----- Record list -----

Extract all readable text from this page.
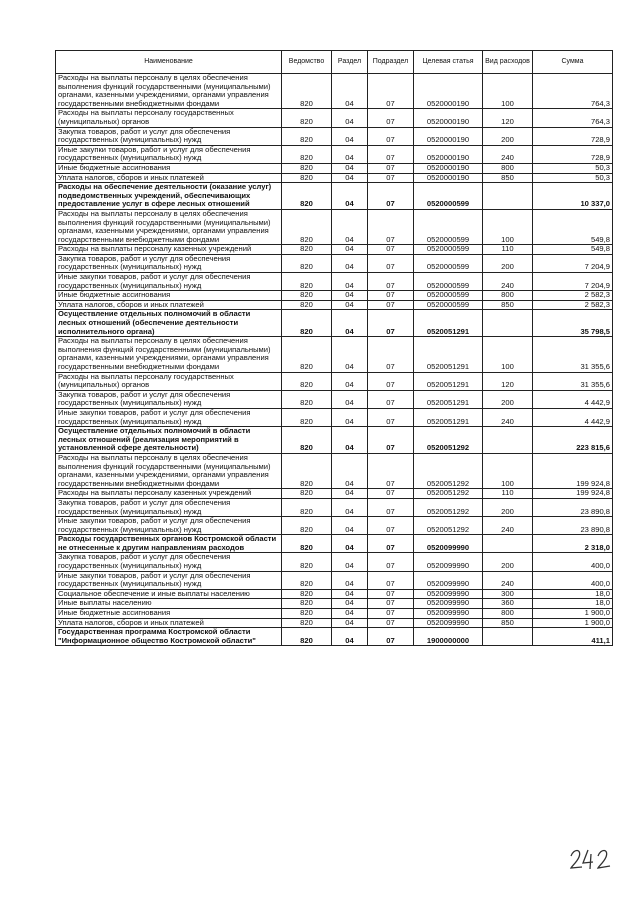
Наименование	Ведомство	Раздел	Подраздел	Целевая статья	Вид расходов	Сумма
Расходы на выплаты персоналу в целях обеспечения выполнения функций государственными (муниципальными) органами, казенными учреждениями, органами управления государственными внебюджетными фондами	820	04	07	0520000190	100	764,3
Расходы на выплаты персоналу государственных (муниципальных) органов	820	04	07	0520000190	120	764,3
Закупка товаров, работ и услуг для обеспечения государственных (муниципальных) нужд	820	04	07	0520000190	200	728,9
Иные закупки товаров, работ и услуг для обеспечения государственных (муниципальных) нужд	820	04	07	0520000190	240	728,9
Иные бюджетные ассигнования	820	04	07	0520000190	800	50,3
Уплата налогов, сборов и иных платежей	820	04	07	0520000190	850	50,3
Расходы на обеспечение деятельности (оказание услуг) подведомственных учреждений, обеспечивающих предоставление услуг в сфере лесных отношений	820	04	07	0520000599		10 337,0
Расходы на выплаты персоналу в целях обеспечения выполнения функций государственными (муниципальными) органами, казенными учреждениями, органами управления государственными внебюджетными фондами	820	04	07	0520000599	100	549,8
Расходы на выплаты персоналу казенных учреждений	820	04	07	0520000599	110	549,8
Закупка товаров, работ и услуг для обеспечения государственных (муниципальных) нужд	820	04	07	0520000599	200	7 204,9
Иные закупки товаров, работ и услуг для обеспечения государственных (муниципальных) нужд	820	04	07	0520000599	240	7 204,9
Иные бюджетные ассигнования	820	04	07	0520000599	800	2 582,3
Уплата налогов, сборов и иных платежей	820	04	07	0520000599	850	2 582,3
Осуществление отдельных полномочий в области лесных отношений (обеспечение деятельности исполнительного органа)	820	04	07	0520051291		35 798,5
Расходы на выплаты персоналу в целях обеспечения выполнения функций государственными (муниципальными) органами, казенными учреждениями, органами управления государственными внебюджетными фондами	820	04	07	0520051291	100	31 355,6
Расходы на выплаты персоналу государственных (муниципальных) органов	820	04	07	0520051291	120	31 355,6
Закупка товаров, работ и услуг для обеспечения государственных (муниципальных) нужд	820	04	07	0520051291	200	4 442,9
Иные закупки товаров, работ и услуг для обеспечения государственных (муниципальных) нужд	820	04	07	0520051291	240	4 442,9
Осуществление отдельных полномочий в области лесных отношений (реализация мероприятий в установленной сфере деятельности)	820	04	07	0520051292		223 815,6
Расходы на выплаты персоналу в целях обеспечения выполнения функций государственными (муниципальными) органами, казенными учреждениями, органами управления государственными внебюджетными фондами	820	04	07	0520051292	100	199 924,8
Расходы на выплаты персоналу казенных учреждений	820	04	07	0520051292	110	199 924,8
Закупка товаров, работ и услуг для обеспечения государственных (муниципальных) нужд	820	04	07	0520051292	200	23 890,8
Иные закупки товаров, работ и услуг для обеспечения государственных (муниципальных) нужд	820	04	07	0520051292	240	23 890,8
Расходы государственных органов Костромской области не отнесенные к другим направлениям расходов	820	04	07	0520099990		2 318,0
Закупка товаров, работ и услуг для обеспечения государственных (муниципальных) нужд	820	04	07	0520099990	200	400,0
Иные закупки товаров, работ и услуг для обеспечения государственных (муниципальных) нужд	820	04	07	0520099990	240	400,0
Социальное обеспечение и иные выплаты населению	820	04	07	0520099990	300	18,0
Иные выплаты населению	820	04	07	0520099990	360	18,0
Иные бюджетные ассигнования	820	04	07	0520099990	800	1 900,0
Уплата налогов, сборов и иных платежей	820	04	07	0520099990	850	1 900,0
Государственная программа Костромской области "Информационное общество Костромской области"	820	04	07	1900000000		411,1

-----

*Set task*
Transcribe each entry precisely as given, leaving the pictures out.

*Solution for this problem*
Extract all readable text from this page.
Наименование	Ведомство	Раздел	Подраздел	Целевая статья	Вид расходов	Сумма
Расходы на выплаты персоналу в целях обеспечения выполнения функций государственными (муниципальными) органами, казенными учреждениями, органами управления государственными внебюджетными фондами	820	04	07	0520000190	100	764,3
Расходы на выплаты персоналу государственных (муниципальных) органов	820	04	07	0520000190	120	764,3
Закупка товаров, работ и услуг для обеспечения государственных (муниципальных) нужд	820	04	07	0520000190	200	728,9
Иные закупки товаров, работ и услуг для обеспечения государственных (муниципальных) нужд	820	04	07	0520000190	240	728,9
Иные бюджетные ассигнования	820	04	07	0520000190	800	50,3
Уплата налогов, сборов и иных платежей	820	04	07	0520000190	850	50,3
Расходы на обеспечение деятельности (оказание услуг) подведомственных учреждений, обеспечивающих предоставление услуг в сфере лесных отношений	820	04	07	0520000599		10 337,0
Расходы на выплаты персоналу в целях обеспечения выполнения функций государственными (муниципальными) органами, казенными учреждениями, органами управления государственными внебюджетными фондами	820	04	07	0520000599	100	549,8
Расходы на выплаты персоналу казенных учреждений	820	04	07	0520000599	110	549,8
Закупка товаров, работ и услуг для обеспечения государственных (муниципальных) нужд	820	04	07	0520000599	200	7 204,9
Иные закупки товаров, работ и услуг для обеспечения государственных (муниципальных) нужд	820	04	07	0520000599	240	7 204,9
Иные бюджетные ассигнования	820	04	07	0520000599	800	2 582,3
Уплата налогов, сборов и иных платежей	820	04	07	0520000599	850	2 582,3
Осуществление отдельных полномочий в области лесных отношений (обеспечение деятельности исполнительного органа)	820	04	07	0520051291		35 798,5
Расходы на выплаты персоналу в целях обеспечения выполнения функций государственными (муниципальными) органами, казенными учреждениями, органами управления государственными внебюджетными фондами	820	04	07	0520051291	100	31 355,6
Расходы на выплаты персоналу государственных (муниципальных) органов	820	04	07	0520051291	120	31 355,6
Закупка товаров, работ и услуг для обеспечения государственных (муниципальных) нужд	820	04	07	0520051291	200	4 442,9
Иные закупки товаров, работ и услуг для обеспечения государственных (муниципальных) нужд	820	04	07	0520051291	240	4 442,9
Осуществление отдельных полномочий в области лесных отношений (реализация мероприятий в установленной сфере деятельности)	820	04	07	0520051292		223 815,6
Расходы на выплаты персоналу в целях обеспечения выполнения функций государственными (муниципальными) органами, казенными учреждениями, органами управления государственными внебюджетными фондами	820	04	07	0520051292	100	199 924,8
Расходы на выплаты персоналу казенных учреждений	820	04	07	0520051292	110	199 924,8
Закупка товаров, работ и услуг для обеспечения государственных (муниципальных) нужд	820	04	07	0520051292	200	23 890,8
Иные закупки товаров, работ и услуг для обеспечения государственных (муниципальных) нужд	820	04	07	0520051292	240	23 890,8
Расходы государственных органов Костромской области не отнесенные к другим направлениям расходов	820	04	07	0520099990		2 318,0
Закупка товаров, работ и услуг для обеспечения государственных (муниципальных) нужд	820	04	07	0520099990	200	400,0
Иные закупки товаров, работ и услуг для обеспечения государственных (муниципальных) нужд	820	04	07	0520099990	240	400,0
Социальное обеспечение и иные выплаты населению	820	04	07	0520099990	300	18,0
Иные выплаты населению	820	04	07	0520099990	360	18,0
Иные бюджетные ассигнования	820	04	07	0520099990	800	1 900,0
Уплата налогов, сборов и иных платежей	820	04	07	0520099990	850	1 900,0
Государственная программа Костромской области "Информационное общество Костромской области"	820	04	07	1900000000		411,1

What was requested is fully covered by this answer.